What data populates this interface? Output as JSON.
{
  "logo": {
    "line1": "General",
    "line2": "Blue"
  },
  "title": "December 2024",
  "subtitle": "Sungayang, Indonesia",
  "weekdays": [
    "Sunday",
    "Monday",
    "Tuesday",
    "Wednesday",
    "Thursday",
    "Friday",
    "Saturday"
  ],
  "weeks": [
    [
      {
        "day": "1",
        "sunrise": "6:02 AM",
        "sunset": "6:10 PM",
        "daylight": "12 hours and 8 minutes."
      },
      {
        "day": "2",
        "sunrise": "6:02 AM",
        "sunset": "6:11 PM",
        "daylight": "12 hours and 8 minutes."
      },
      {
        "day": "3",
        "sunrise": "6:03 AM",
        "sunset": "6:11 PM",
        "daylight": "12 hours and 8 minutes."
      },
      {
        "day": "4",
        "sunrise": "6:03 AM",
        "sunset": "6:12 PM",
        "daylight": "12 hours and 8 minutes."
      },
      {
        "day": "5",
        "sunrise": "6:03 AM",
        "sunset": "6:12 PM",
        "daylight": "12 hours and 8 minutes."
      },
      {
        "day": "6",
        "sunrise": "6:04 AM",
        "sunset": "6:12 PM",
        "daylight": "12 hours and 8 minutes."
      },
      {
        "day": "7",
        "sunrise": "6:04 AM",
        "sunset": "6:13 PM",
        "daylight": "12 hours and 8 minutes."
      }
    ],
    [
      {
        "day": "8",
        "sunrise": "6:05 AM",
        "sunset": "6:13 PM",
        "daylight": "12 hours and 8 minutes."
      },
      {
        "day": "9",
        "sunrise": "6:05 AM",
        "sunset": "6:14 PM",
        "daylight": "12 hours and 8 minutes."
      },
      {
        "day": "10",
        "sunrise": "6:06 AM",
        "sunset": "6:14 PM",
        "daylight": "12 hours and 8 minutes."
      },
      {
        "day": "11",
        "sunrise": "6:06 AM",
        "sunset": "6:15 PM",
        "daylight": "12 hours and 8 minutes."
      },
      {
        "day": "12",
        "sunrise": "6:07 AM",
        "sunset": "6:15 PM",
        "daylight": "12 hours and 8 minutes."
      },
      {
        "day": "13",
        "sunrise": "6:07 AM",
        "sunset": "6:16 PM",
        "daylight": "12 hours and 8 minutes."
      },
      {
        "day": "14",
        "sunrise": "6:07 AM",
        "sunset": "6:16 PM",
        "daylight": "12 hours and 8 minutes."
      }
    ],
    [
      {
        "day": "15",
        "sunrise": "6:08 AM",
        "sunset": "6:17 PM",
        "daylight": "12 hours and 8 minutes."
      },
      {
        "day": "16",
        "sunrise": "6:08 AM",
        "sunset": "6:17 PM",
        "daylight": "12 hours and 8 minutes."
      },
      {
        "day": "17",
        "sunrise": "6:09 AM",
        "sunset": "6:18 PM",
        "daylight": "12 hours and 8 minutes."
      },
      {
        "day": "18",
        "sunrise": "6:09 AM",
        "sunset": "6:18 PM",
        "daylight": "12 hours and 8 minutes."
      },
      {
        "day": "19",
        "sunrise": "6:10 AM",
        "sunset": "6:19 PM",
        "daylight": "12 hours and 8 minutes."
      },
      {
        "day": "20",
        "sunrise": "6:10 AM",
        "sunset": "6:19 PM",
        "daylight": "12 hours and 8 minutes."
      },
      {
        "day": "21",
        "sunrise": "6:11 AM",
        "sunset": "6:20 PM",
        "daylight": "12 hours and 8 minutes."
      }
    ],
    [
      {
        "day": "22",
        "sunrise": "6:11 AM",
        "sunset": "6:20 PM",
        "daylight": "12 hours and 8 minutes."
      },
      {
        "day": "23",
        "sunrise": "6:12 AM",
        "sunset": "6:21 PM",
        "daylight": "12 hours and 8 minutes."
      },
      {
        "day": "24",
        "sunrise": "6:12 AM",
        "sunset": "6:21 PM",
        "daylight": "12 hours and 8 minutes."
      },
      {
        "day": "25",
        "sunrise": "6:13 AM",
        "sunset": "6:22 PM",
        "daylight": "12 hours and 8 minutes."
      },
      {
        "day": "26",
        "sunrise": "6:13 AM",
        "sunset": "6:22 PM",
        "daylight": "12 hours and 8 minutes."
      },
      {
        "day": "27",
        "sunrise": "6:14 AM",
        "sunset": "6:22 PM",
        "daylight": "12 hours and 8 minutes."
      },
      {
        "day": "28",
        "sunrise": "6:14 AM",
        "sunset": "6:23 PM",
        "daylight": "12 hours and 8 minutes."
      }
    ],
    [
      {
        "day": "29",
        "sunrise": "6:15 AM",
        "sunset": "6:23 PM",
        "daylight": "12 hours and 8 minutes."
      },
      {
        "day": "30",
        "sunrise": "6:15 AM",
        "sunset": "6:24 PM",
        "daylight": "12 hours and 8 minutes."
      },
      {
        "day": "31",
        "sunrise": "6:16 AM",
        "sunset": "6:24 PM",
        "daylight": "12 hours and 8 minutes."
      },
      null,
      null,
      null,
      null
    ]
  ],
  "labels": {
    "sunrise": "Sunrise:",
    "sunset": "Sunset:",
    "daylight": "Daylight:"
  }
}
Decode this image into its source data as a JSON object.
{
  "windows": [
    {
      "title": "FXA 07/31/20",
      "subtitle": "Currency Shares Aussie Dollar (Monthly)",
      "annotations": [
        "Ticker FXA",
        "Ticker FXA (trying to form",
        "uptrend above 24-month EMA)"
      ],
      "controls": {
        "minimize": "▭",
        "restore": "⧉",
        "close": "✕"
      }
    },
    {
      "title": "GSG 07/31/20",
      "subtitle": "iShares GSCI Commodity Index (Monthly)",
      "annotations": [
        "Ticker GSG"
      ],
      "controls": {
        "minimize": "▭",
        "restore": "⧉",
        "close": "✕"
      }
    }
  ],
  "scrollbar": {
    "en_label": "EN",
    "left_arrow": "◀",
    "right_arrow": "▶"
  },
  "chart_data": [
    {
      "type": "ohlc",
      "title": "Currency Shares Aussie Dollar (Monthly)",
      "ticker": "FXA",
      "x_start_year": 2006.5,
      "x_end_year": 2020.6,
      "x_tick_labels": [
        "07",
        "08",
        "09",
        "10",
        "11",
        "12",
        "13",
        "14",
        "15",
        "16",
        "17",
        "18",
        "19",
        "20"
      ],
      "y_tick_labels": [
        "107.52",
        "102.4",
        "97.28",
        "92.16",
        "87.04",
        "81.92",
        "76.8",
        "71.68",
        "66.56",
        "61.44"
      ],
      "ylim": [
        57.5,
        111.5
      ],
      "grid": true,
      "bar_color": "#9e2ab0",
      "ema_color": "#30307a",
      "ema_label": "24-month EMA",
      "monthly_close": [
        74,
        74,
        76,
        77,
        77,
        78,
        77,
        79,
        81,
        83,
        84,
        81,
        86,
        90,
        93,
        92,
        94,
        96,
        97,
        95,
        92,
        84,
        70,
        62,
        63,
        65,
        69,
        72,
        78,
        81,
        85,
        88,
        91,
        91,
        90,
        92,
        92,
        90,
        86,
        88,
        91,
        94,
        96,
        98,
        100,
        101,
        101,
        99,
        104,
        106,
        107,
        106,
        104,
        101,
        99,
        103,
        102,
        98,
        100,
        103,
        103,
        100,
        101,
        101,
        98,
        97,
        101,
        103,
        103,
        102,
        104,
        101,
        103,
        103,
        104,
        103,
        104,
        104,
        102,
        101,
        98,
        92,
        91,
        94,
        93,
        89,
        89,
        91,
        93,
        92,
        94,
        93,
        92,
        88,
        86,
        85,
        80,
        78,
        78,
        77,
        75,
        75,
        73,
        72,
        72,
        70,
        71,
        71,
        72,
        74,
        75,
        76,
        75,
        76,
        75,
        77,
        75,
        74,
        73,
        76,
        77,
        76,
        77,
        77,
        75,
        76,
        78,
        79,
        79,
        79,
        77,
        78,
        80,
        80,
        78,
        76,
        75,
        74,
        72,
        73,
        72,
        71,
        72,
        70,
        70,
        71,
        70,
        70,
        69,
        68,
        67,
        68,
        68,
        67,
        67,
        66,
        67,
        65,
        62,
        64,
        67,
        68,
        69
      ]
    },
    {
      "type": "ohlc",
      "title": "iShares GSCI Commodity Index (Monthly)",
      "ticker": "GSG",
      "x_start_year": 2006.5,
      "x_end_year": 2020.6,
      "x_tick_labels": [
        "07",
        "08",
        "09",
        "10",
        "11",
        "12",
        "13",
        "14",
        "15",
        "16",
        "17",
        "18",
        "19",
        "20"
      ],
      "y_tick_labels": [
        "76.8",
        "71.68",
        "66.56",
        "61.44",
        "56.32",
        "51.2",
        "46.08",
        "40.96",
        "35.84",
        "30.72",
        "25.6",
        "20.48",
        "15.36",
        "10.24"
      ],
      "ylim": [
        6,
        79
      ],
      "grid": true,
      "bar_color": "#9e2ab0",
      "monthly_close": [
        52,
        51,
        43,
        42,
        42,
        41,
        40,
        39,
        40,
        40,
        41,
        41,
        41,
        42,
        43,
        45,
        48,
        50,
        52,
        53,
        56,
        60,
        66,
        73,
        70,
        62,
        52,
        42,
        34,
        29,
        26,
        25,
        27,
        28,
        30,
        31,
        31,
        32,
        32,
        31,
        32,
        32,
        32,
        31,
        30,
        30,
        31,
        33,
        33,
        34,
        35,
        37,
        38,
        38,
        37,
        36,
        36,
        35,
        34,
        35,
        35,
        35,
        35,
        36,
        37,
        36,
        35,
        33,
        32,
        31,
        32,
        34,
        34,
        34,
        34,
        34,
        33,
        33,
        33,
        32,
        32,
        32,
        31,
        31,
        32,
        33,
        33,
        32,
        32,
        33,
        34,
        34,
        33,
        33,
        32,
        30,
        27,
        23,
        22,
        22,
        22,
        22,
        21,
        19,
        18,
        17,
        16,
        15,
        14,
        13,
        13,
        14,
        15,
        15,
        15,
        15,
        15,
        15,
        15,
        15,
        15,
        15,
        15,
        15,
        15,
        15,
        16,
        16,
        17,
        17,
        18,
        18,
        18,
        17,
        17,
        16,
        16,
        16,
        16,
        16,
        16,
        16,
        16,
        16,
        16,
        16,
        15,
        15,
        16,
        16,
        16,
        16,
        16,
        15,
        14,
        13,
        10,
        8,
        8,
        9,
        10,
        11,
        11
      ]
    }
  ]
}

· · ·

What needs to be done:
Where a line contains the string "Dollar", extract that line.

Answer for the task:
      "subtitle": "Currency Shares Aussie Dollar (Monthly)",
      "title": "Currency Shares Aussie Dollar (Monthly)",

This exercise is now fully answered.